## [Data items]
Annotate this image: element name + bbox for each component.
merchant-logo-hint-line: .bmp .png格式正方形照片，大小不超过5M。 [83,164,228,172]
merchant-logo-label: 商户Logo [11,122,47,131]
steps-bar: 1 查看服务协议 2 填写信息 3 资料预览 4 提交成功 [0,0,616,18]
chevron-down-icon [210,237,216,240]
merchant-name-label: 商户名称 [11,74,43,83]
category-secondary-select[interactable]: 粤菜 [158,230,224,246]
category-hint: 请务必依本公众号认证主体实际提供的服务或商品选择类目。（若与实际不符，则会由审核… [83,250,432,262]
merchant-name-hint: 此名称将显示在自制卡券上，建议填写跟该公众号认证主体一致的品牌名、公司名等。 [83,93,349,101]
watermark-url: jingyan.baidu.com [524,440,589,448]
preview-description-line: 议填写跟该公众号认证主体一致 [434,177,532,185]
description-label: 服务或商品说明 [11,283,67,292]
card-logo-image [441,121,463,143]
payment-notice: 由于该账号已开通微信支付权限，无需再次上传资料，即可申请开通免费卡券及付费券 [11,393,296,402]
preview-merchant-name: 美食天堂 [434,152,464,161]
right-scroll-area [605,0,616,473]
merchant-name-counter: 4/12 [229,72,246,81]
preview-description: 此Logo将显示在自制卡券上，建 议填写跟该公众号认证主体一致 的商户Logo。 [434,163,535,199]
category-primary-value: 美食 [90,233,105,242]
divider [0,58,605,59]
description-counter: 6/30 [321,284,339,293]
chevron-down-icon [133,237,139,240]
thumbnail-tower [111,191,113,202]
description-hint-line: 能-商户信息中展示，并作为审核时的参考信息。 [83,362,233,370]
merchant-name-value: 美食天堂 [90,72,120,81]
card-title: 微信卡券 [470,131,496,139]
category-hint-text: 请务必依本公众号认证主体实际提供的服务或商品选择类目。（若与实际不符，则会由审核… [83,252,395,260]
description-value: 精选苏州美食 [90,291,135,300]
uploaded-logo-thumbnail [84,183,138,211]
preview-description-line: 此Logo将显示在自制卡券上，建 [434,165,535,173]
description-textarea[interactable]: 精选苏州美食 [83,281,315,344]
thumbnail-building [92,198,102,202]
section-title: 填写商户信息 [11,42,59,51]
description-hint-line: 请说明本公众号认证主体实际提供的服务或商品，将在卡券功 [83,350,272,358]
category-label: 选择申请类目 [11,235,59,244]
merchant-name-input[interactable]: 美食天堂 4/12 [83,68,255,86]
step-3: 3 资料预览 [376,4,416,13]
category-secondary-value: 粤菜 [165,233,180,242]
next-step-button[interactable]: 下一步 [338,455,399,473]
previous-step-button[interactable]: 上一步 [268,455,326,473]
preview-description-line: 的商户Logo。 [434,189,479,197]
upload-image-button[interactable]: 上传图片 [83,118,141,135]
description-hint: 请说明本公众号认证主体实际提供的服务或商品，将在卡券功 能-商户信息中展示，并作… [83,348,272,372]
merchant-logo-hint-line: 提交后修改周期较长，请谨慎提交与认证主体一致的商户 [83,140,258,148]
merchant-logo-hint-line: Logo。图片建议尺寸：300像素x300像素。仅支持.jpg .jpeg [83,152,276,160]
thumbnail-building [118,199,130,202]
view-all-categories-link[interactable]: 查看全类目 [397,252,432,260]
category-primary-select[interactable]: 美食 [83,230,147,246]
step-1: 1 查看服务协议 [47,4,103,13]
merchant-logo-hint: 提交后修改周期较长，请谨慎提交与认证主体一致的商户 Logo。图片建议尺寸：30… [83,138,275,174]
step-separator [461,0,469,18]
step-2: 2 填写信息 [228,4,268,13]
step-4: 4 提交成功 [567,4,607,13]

## [Exercise description]
Return every line of the listing above unchanged.

## [Task result]
Annotate this image: element name + bbox for each component.
merchant-logo-hint-line: .bmp .png格式正方形照片，大小不超过5M。 [83,164,228,172]
merchant-logo-label: 商户Logo [11,122,47,131]
steps-bar: 1 查看服务协议 2 填写信息 3 资料预览 4 提交成功 [0,0,616,18]
chevron-down-icon [210,237,216,240]
merchant-name-label: 商户名称 [11,74,43,83]
category-secondary-select[interactable]: 粤菜 [158,230,224,246]
category-hint: 请务必依本公众号认证主体实际提供的服务或商品选择类目。（若与实际不符，则会由审核… [83,250,432,262]
merchant-name-hint: 此名称将显示在自制卡券上，建议填写跟该公众号认证主体一致的品牌名、公司名等。 [83,93,349,101]
watermark-url: jingyan.baidu.com [524,440,589,448]
preview-description-line: 议填写跟该公众号认证主体一致 [434,177,532,185]
description-label: 服务或商品说明 [11,283,67,292]
card-logo-image [441,121,463,143]
payment-notice: 由于该账号已开通微信支付权限，无需再次上传资料，即可申请开通免费卡券及付费券 [11,393,296,402]
preview-merchant-name: 美食天堂 [434,152,464,161]
right-scroll-area [605,0,616,473]
merchant-name-counter: 4/12 [229,72,246,81]
preview-description: 此Logo将显示在自制卡券上，建 议填写跟该公众号认证主体一致 的商户Logo。 [434,163,535,199]
category-primary-value: 美食 [90,233,105,242]
divider [0,58,605,59]
description-counter: 6/30 [321,284,339,293]
chevron-down-icon [133,237,139,240]
thumbnail-tower [111,191,113,202]
description-hint-line: 能-商户信息中展示，并作为审核时的参考信息。 [83,362,233,370]
merchant-name-value: 美食天堂 [90,72,120,81]
card-title: 微信卡券 [470,131,496,139]
category-hint-text: 请务必依本公众号认证主体实际提供的服务或商品选择类目。（若与实际不符，则会由审核… [83,252,395,260]
description-value: 精选苏州美食 [90,291,135,300]
uploaded-logo-thumbnail [84,183,138,211]
preview-description-line: 此Logo将显示在自制卡券上，建 [434,165,535,173]
description-textarea[interactable]: 精选苏州美食 [83,281,315,344]
thumbnail-building [92,198,102,202]
section-title: 填写商户信息 [11,42,59,51]
description-hint-line: 请说明本公众号认证主体实际提供的服务或商品，将在卡券功 [83,350,272,358]
category-label: 选择申请类目 [11,235,59,244]
merchant-name-input[interactable]: 美食天堂 4/12 [83,68,255,86]
step-3: 3 资料预览 [376,4,416,13]
category-secondary-value: 粤菜 [165,233,180,242]
next-step-button[interactable]: 下一步 [338,455,399,473]
previous-step-button[interactable]: 上一步 [268,455,326,473]
preview-description-line: 的商户Logo。 [434,189,479,197]
upload-image-button[interactable]: 上传图片 [83,118,141,135]
description-hint: 请说明本公众号认证主体实际提供的服务或商品，将在卡券功 能-商户信息中展示，并作… [83,348,272,372]
merchant-logo-hint-line: 提交后修改周期较长，请谨慎提交与认证主体一致的商户 [83,140,258,148]
merchant-logo-hint-line: Logo。图片建议尺寸：300像素x300像素。仅支持.jpg .jpeg [83,152,276,160]
thumbnail-building [118,199,130,202]
view-all-categories-link[interactable]: 查看全类目 [397,252,432,260]
category-primary-select[interactable]: 美食 [83,230,147,246]
step-1: 1 查看服务协议 [47,4,103,13]
merchant-logo-hint: 提交后修改周期较长，请谨慎提交与认证主体一致的商户 Logo。图片建议尺寸：30… [83,138,275,174]
step-separator [461,0,469,18]
step-2: 2 填写信息 [228,4,268,13]
step-4: 4 提交成功 [567,4,607,13]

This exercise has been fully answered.